*Problem details*: Check each line of the listing for the word "ὅπως" and report how many lines contain it, giving nothing but the number.

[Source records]
— Start —
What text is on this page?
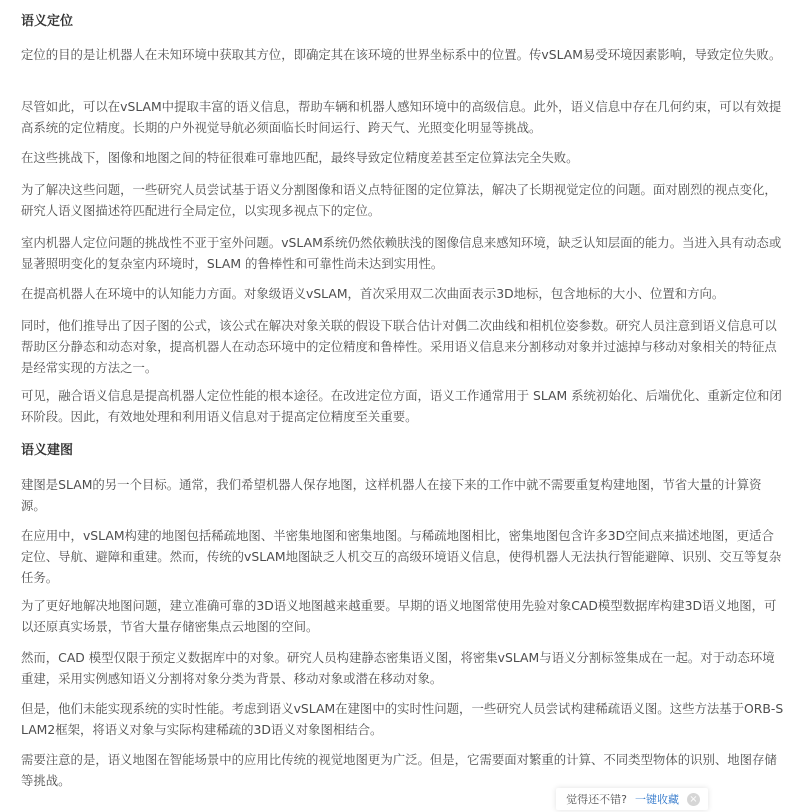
语义定位

定位的目的是让机器人在未知环境中获取其方位，即确定其在该环境的世界坐标系中的位置。传vSLAM易受环境因素影响，导致定位失败。

尽管如此，可以在vSLAM中提取丰富的语义信息，帮助车辆和机器人感知环境中的高级信息。此外，语义信息中存在几何约束，可以有效提高系统的定位精度。长期的户外视觉导航必须面临长时间运行、跨天气、光照变化明显等挑战。

在这些挑战下，图像和地图之间的特征很难可靠地匹配，最终导致定位精度差甚至定位算法完全失败。

为了解决这些问题，一些研究人员尝试基于语义分割图像和语义点特征图的定位算法，解决了长期视觉定位的问题。面对剧烈的视点变化，研究人语义图描述符匹配进行全局定位，以实现多视点下的定位。

室内机器人定位问题的挑战性不亚于室外问题。vSLAM系统仍然依赖肤浅的图像信息来感知环境，缺乏认知层面的能力。当进入具有动态或显著照明变化的复杂室内环境时，SLAM 的鲁棒性和可靠性尚未达到实用性。

在提高机器人在环境中的认知能力方面。对象级语义vSLAM，首次采用双二次曲面表示3D地标，包含地标的大小、位置和方向。

同时，他们推导出了因子图的公式，该公式在解决对象关联的假设下联合估计对偶二次曲线和相机位姿参数。研究人员注意到语义信息可以帮助区分静态和动态对象，提高机器人在动态环境中的定位精度和鲁棒性。采用语义信息来分割移动对象并过滤掉与移动对象相关的特征点是经常实现的方法之一。

可见，融合语义信息是提高机器人定位性能的根本途径。在改进定位方面，语义工作通常用于 SLAM 系统初始化、后端优化、重新定位和闭环阶段。因此，有效地处理和利用语义信息对于提高定位精度至关重要。

语义建图

建图是SLAM的另一个目标。通常，我们希望机器人保存地图，这样机器人在接下来的工作中就不需要重复构建地图，节省大量的计算资源。

在应用中，vSLAM构建的地图包括稀疏地图、半密集地图和密集地图。与稀疏地图相比，密集地图包含许多3D空间点来描述地图，更适合定位、导航、避障和重建。然而，传统的vSLAM地图缺乏人机交互的高级环境语义信息，使得机器人无法执行智能避障、识别、交互等复杂任务。

为了更好地解决地图问题，建立准确可靠的3D语义地图越来越重要。早期的语义地图常使用先验对象CAD模型数据库构建3D语义地图，可以还原真实场景，节省大量存储密集点云地图的空间。

然而，CAD 模型仅限于预定义数据库中的对象。研究人员构建静态密集语义图，将密集vSLAM与语义分割标签集成在一起。对于动态环境重建，采用实例感知语义分割将对象分类为背景、移动对象或潜在移动对象。

但是，他们未能实现系统的实时性能。考虑到语义vSLAM在建图中的实时性问题，一些研究人员尝试构建稀疏语义图。这些方法基于ORB-SLAM2框架，将语义对象与实际构建稀疏的3D语义对象图相结合。

需要注意的是，语义地图在智能场景中的应用比传统的视觉地图更为广泛。但是，它需要面对繁重的计算、不同类型物体的识别、地图存储等挑战。

觉得还不错? 一键收藏 ×
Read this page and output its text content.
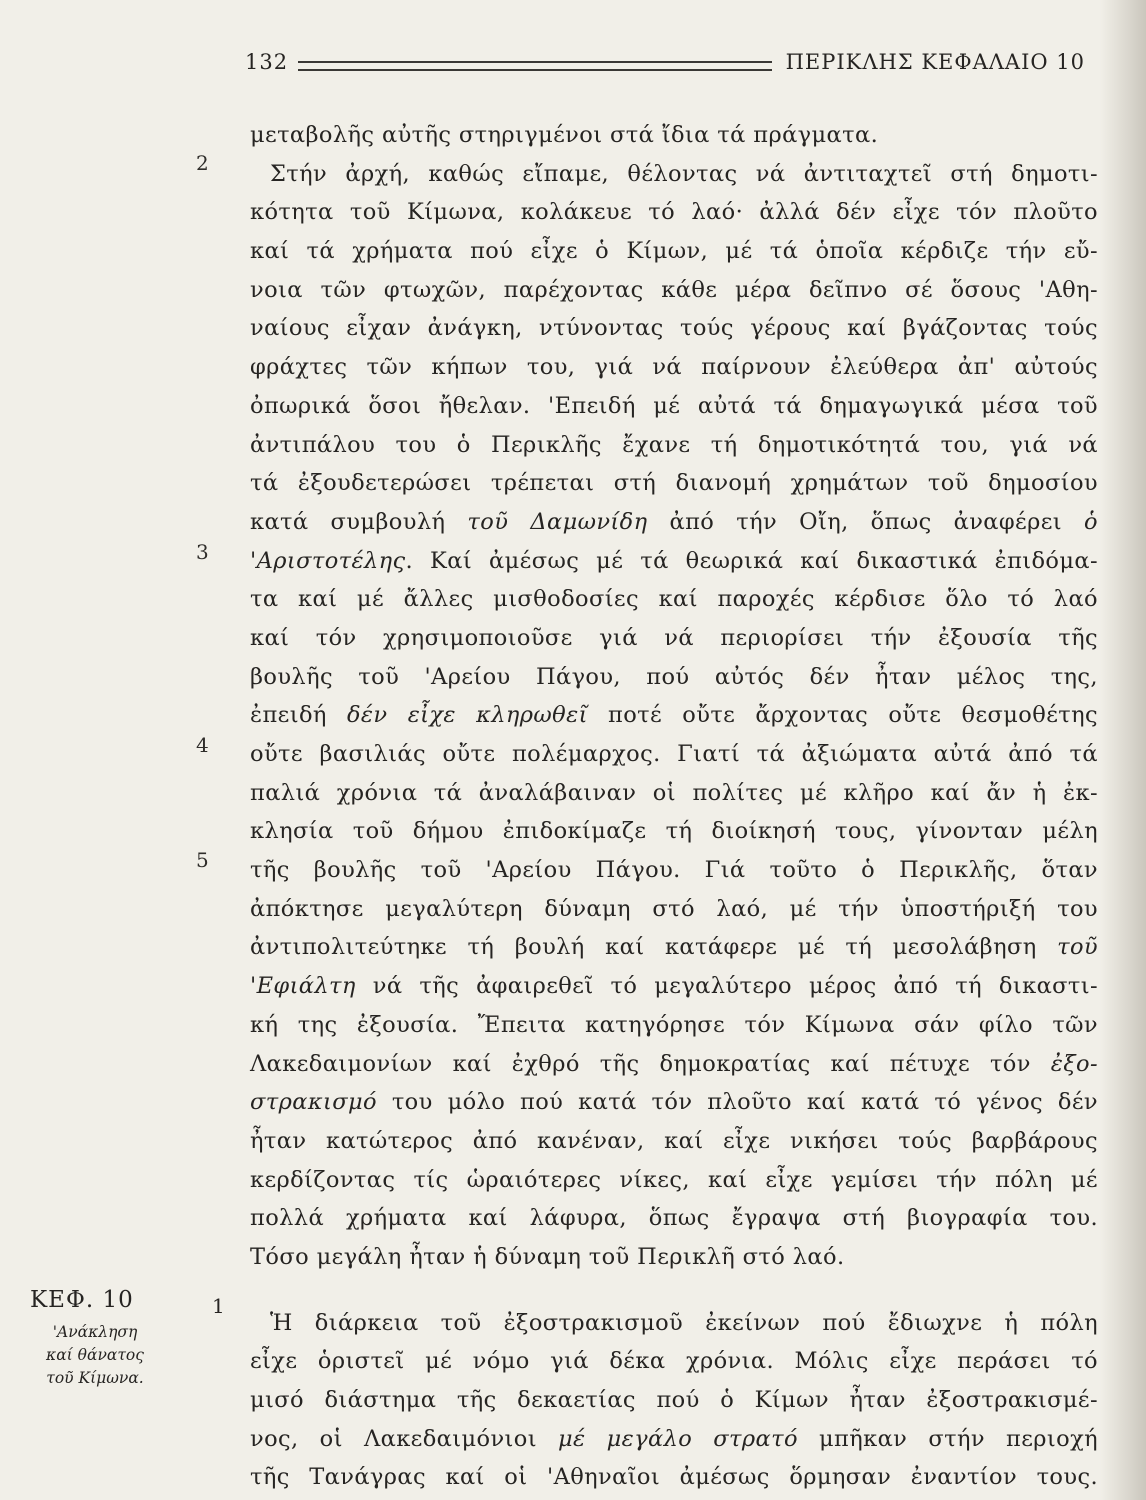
132	ΠΕΡΙΚΛΗΣ ΚΕΦΑΛΑΙΟ 10
2
3
4
5
ΚΕΦ. 10
'Ανάκληση
καί θάνατος
τοῦ Κίμωνα.
1
μεταβολῆς αὐτῆς στηριγμένοι στά ἴδια τά πράγματα.
Στήν ἀρχή, καθώς εἴπαμε, θέλοντας νά ἀντιταχτεῖ στή δημοτι-
κότητα τοῦ Κίμωνα, κολάκευε τό λαό· ἀλλά δέν εἶχε τόν πλοῦτο
καί τά χρήματα πού εἶχε ὁ Κίμων, μέ τά ὁποῖα κέρδιζε τήν εὔ-
νοια τῶν φτωχῶν, παρέχοντας κάθε μέρα δεῖπνο σέ ὅσους 'Αθη-
ναίους εἶχαν ἀνάγκη, ντύνοντας τούς γέρους καί βγάζοντας τούς
φράχτες τῶν κήπων του, γιά νά παίρνουν ἐλεύθερα ἀπ' αὐτούς
ὀπωρικά ὅσοι ἤθελαν. 'Επειδή μέ αὐτά τά δημαγωγικά μέσα τοῦ
ἀντιπάλου του ὁ Περικλῆς ἔχανε τή δημοτικότητά του, γιά νά
τά ἐξουδετερώσει τρέπεται στή διανομή χρημάτων τοῦ δημοσίου
κατά συμβουλή τοῦ Δαμωνίδη ἀπό τήν Οἴη, ὅπως ἀναφέρει ὁ
'Αριστοτέλης. Καί ἀμέσως μέ τά θεωρικά καί δικαστικά ἐπιδόμα-
τα καί μέ ἄλλες μισθοδοσίες καί παροχές κέρδισε ὅλο τό λαό
καί τόν χρησιμοποιοῦσε γιά νά περιορίσει τήν ἐξουσία τῆς
βουλῆς τοῦ 'Αρείου Πάγου, πού αὐτός δέν ἦταν μέλος της,
ἐπειδή δέν εἶχε κληρωθεῖ ποτέ οὔτε ἄρχοντας οὔτε θεσμοθέτης
οὔτε βασιλιάς οὔτε πολέμαρχος. Γιατί τά ἀξιώματα αὐτά ἀπό τά
παλιά χρόνια τά ἀναλάβαιναν οἱ πολίτες μέ κλῆρο καί ἄν ἡ ἐκ-
κλησία τοῦ δήμου ἐπιδοκίμαζε τή διοίκησή τους, γίνονταν μέλη
τῆς βουλῆς τοῦ 'Αρείου Πάγου. Γιά τοῦτο ὁ Περικλῆς, ὅταν
ἀπόκτησε μεγαλύτερη δύναμη στό λαό, μέ τήν ὑποστήριξή του
ἀντιπολιτεύτηκε τή βουλή καί κατάφερε μέ τή μεσολάβηση τοῦ
'Εφιάλτη νά τῆς ἀφαιρεθεῖ τό μεγαλύτερο μέρος ἀπό τή δικαστι-
κή της ἐξουσία. Ἔπειτα κατηγόρησε τόν Κίμωνα σάν φίλο τῶν
Λακεδαιμονίων καί ἐχθρό τῆς δημοκρατίας καί πέτυχε τόν ἐξο-
στρακισμό του μόλο πού κατά τόν πλοῦτο καί κατά τό γένος δέν
ἦταν κατώτερος ἀπό κανέναν, καί εἶχε νικήσει τούς βαρβάρους
κερδίζοντας τίς ὡραιότερες νίκες, καί εἶχε γεμίσει τήν πόλη μέ
πολλά χρήματα καί λάφυρα, ὅπως ἔγραψα στή βιογραφία του.
Τόσο μεγάλη ἦταν ἡ δύναμη τοῦ Περικλῆ στό λαό.
Ἡ διάρκεια τοῦ ἐξοστρακισμοῦ ἐκείνων πού ἔδιωχνε ἡ πόλη
εἶχε ὁριστεῖ μέ νόμο γιά δέκα χρόνια. Μόλις εἶχε περάσει τό
μισό διάστημα τῆς δεκαετίας πού ὁ Κίμων ἦταν ἐξοστρακισμέ-
νος, οἱ Λακεδαιμόνιοι μέ μεγάλο στρατό μπῆκαν στήν περιοχή
τῆς Τανάγρας καί οἱ 'Αθηναῖοι ἀμέσως ὅρμησαν ἐναντίον τους.
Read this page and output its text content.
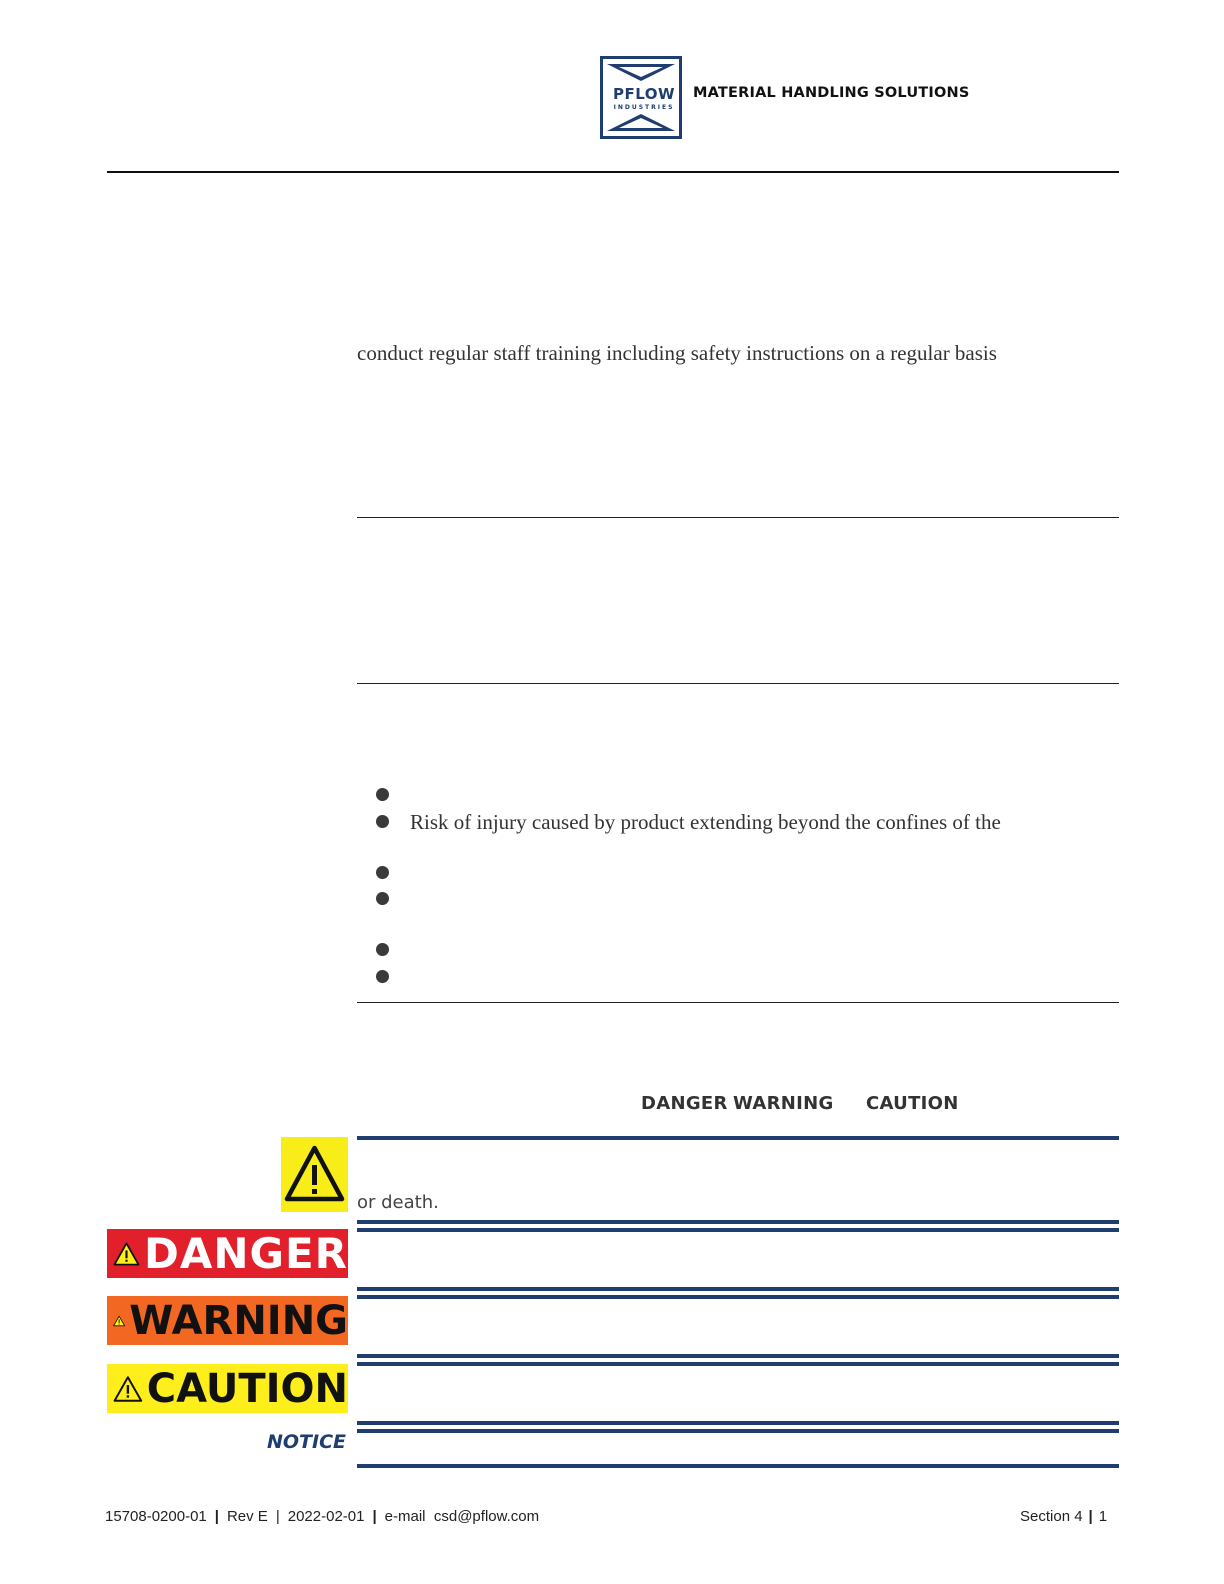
PFLOW
INDUSTRIES
MATERIAL HANDLING SOLUTIONS
conduct regular staff training including safety instructions on a regular basis
Risk of injury caused by product extending beyond the confines of the
DANGER WARNING CAUTION
or death.
DANGER
WARNING
CAUTION
NOTICE
15708-0200-01 | Rev E | 2022-02-01 | e-mail csd@pflow.com	Section 4 | 1
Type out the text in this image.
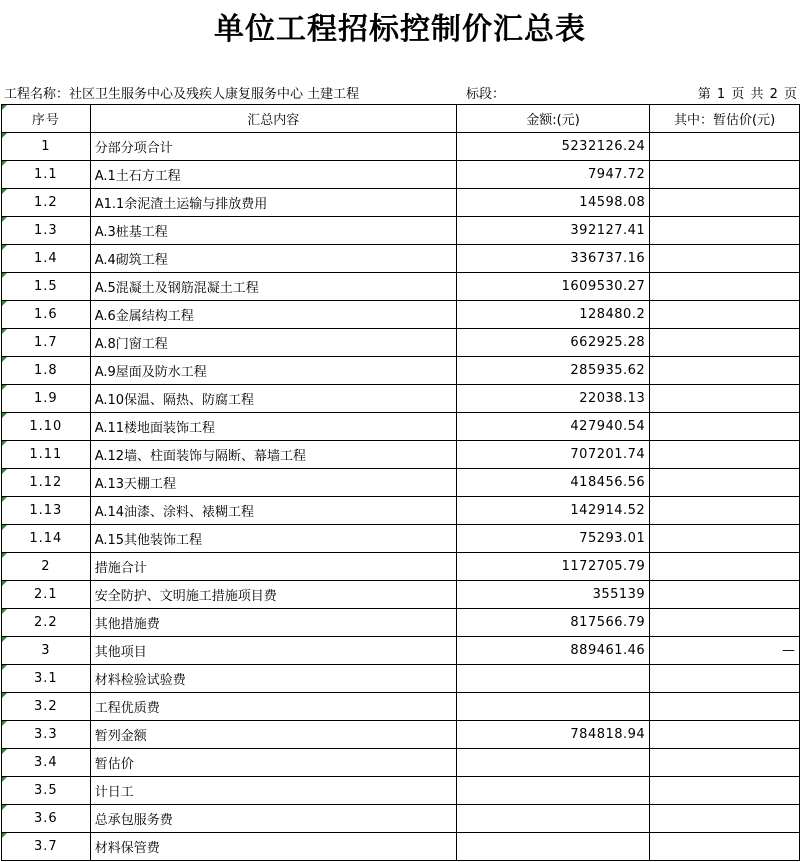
单位工程招标控制价汇总表
工程名称：社区卫生服务中心及残疾人康复服务中心 土建工程	标段：	第 1 页 共 2 页
序号	汇总内容	金额:(元)	其中：暂估价(元)
1	分部分项合计	5232126.24	
1.1	A.1土石方工程	7947.72	
1.2	A1.1余泥渣土运输与排放费用	14598.08	
1.3	A.3桩基工程	392127.41	
1.4	A.4砌筑工程	336737.16	
1.5	A.5混凝土及钢筋混凝土工程	1609530.27	
1.6	A.6金属结构工程	128480.2	
1.7	A.8门窗工程	662925.28	
1.8	A.9屋面及防水工程	285935.62	
1.9	A.10保温、隔热、防腐工程	22038.13	
1.10	A.11楼地面装饰工程	427940.54	
1.11	A.12墙、柱面装饰与隔断、幕墙工程	707201.74	
1.12	A.13天棚工程	418456.56	
1.13	A.14油漆、涂料、裱糊工程	142914.52	
1.14	A.15其他装饰工程	75293.01	
2	措施合计	1172705.79	
2.1	安全防护、文明施工措施项目费	355139	
2.2	其他措施费	817566.79	
3	其他项目	889461.46	—
3.1	材料检验试验费		
3.2	工程优质费		
3.3	暂列金额	784818.94	
3.4	暂估价		
3.5	计日工		
3.6	总承包服务费		
3.7	材料保管费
— End —
*Final result*: 2